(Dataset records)
.....

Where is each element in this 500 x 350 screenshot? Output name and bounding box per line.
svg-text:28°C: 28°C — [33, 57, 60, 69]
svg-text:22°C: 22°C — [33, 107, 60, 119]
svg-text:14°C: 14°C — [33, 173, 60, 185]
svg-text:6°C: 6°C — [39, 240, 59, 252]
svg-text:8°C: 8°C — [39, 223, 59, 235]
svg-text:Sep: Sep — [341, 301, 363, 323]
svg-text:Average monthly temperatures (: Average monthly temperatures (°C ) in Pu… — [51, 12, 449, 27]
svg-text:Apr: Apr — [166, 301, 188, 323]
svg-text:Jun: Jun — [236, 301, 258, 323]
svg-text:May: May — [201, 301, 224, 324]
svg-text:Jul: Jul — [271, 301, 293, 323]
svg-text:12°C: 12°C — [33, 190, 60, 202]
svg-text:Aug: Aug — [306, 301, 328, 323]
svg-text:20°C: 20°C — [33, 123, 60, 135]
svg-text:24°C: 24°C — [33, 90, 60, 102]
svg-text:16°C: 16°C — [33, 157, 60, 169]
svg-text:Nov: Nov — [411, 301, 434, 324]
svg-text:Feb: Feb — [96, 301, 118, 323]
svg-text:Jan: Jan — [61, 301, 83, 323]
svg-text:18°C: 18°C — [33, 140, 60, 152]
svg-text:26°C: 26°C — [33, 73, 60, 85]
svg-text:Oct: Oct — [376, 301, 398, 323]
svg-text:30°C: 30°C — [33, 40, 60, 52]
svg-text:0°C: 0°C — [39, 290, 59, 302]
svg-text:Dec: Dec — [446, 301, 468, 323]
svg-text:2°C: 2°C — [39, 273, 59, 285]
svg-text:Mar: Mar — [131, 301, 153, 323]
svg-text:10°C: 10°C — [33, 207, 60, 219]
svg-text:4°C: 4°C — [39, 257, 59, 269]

.....

Stated exercise
Rewrite every item with "svg-text" switched to "chart-label" wherever it appears, and leave everything else untouched.

Full output
Where is each element in this 500 x 350 screenshot? Output name and bounding box per line.
chart-label:28°C: 28°C — [33, 57, 60, 69]
chart-label:22°C: 22°C — [33, 107, 60, 119]
chart-label:14°C: 14°C — [33, 173, 60, 185]
chart-label:6°C: 6°C — [39, 240, 59, 252]
chart-label:8°C: 8°C — [39, 223, 59, 235]
chart-label:Sep: Sep — [341, 301, 363, 323]
chart-label:Average monthly temperatures (: Average monthly temperatures (°C ) in Pu… — [51, 12, 449, 27]
chart-label:Apr: Apr — [166, 301, 188, 323]
chart-label:Jun: Jun — [236, 301, 258, 323]
chart-label:May: May — [201, 301, 224, 324]
chart-label:Jul: Jul — [271, 301, 293, 323]
chart-label:12°C: 12°C — [33, 190, 60, 202]
chart-label:Aug: Aug — [306, 301, 328, 323]
chart-label:20°C: 20°C — [33, 123, 60, 135]
chart-label:24°C: 24°C — [33, 90, 60, 102]
chart-label:16°C: 16°C — [33, 157, 60, 169]
chart-label:Nov: Nov — [411, 301, 434, 324]
chart-label:Feb: Feb — [96, 301, 118, 323]
chart-label:Jan: Jan — [61, 301, 83, 323]
chart-label:18°C: 18°C — [33, 140, 60, 152]
chart-label:26°C: 26°C — [33, 73, 60, 85]
chart-label:Oct: Oct — [376, 301, 398, 323]
chart-label:30°C: 30°C — [33, 40, 60, 52]
chart-label:0°C: 0°C — [39, 290, 59, 302]
chart-label:Dec: Dec — [446, 301, 468, 323]
chart-label:2°C: 2°C — [39, 273, 59, 285]
chart-label:Mar: Mar — [131, 301, 153, 323]
chart-label:10°C: 10°C — [33, 207, 60, 219]
chart-label:4°C: 4°C — [39, 257, 59, 269]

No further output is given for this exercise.